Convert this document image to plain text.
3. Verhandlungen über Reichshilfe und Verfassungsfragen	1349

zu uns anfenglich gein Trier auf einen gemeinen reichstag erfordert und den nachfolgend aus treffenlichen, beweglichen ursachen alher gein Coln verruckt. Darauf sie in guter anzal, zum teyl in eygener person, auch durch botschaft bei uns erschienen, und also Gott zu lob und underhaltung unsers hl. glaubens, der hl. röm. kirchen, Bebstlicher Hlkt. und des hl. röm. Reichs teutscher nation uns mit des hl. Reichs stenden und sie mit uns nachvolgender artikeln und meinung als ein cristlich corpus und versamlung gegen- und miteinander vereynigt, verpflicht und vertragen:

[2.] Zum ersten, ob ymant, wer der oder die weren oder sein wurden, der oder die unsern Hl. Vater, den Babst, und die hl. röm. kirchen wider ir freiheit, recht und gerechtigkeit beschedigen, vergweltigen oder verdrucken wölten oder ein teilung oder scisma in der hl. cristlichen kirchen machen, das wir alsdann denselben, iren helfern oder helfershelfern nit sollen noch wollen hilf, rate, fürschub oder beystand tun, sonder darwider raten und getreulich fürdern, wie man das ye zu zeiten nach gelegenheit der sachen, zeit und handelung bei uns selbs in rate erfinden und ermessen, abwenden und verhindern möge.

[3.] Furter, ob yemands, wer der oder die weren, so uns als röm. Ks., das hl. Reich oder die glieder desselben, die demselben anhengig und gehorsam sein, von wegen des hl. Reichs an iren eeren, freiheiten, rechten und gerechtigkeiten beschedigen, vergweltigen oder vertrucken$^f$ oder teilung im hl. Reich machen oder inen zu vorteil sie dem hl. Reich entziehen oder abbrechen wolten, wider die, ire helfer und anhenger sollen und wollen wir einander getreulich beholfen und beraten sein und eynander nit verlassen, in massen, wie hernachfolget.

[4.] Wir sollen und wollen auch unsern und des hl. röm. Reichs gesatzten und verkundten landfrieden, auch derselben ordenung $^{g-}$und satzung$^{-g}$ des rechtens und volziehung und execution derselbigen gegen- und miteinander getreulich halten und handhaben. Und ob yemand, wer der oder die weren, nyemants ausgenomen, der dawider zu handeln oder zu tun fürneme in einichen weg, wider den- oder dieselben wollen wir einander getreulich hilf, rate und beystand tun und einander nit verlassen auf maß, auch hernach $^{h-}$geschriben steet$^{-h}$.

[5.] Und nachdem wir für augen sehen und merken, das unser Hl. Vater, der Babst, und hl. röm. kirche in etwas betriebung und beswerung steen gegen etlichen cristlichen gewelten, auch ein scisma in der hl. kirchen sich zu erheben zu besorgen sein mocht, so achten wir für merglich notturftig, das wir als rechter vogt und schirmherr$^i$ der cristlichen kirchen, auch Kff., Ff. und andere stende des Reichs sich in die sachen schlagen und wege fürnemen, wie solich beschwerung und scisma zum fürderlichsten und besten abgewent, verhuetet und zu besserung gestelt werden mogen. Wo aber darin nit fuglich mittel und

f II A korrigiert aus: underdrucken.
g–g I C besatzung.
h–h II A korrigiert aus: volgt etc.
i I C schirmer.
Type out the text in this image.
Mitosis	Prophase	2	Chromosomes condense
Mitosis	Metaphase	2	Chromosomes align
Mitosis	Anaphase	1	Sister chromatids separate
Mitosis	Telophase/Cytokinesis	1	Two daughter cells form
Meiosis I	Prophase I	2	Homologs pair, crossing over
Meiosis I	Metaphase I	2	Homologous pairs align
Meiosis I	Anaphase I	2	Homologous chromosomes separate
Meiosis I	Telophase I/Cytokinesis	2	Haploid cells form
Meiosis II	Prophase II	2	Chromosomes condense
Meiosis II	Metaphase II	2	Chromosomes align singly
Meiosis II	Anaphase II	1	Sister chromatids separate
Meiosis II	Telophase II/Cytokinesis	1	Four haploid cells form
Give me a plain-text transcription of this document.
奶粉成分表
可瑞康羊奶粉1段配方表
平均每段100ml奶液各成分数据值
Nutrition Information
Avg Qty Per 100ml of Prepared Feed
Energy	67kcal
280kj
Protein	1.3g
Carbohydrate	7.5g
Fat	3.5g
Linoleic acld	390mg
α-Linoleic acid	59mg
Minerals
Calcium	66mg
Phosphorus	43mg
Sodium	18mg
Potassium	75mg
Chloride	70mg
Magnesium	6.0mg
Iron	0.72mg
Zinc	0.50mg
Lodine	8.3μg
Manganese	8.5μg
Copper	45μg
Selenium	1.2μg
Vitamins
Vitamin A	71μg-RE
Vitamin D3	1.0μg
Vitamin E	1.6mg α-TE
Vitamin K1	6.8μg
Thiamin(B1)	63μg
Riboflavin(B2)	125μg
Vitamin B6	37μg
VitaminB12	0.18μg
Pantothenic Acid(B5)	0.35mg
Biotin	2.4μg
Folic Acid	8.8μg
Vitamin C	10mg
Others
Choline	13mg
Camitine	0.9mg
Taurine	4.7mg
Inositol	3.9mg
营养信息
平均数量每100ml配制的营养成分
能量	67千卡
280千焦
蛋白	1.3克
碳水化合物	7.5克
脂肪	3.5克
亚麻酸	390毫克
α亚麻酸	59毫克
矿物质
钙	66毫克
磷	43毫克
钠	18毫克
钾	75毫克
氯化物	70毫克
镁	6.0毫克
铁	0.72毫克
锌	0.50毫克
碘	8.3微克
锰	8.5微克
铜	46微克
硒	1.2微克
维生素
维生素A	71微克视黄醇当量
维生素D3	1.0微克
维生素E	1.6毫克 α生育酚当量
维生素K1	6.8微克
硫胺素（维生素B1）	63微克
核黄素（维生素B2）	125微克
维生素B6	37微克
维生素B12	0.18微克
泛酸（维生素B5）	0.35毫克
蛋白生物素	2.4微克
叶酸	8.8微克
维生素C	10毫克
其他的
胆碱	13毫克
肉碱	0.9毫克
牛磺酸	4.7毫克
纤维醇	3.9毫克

════════════════════

* [WORK INSTRUCTIONS]
Determine how many lines in the listing above contain the word "Anaphase". Provide that figure only.

* [WRITTEN SOLUTION]
3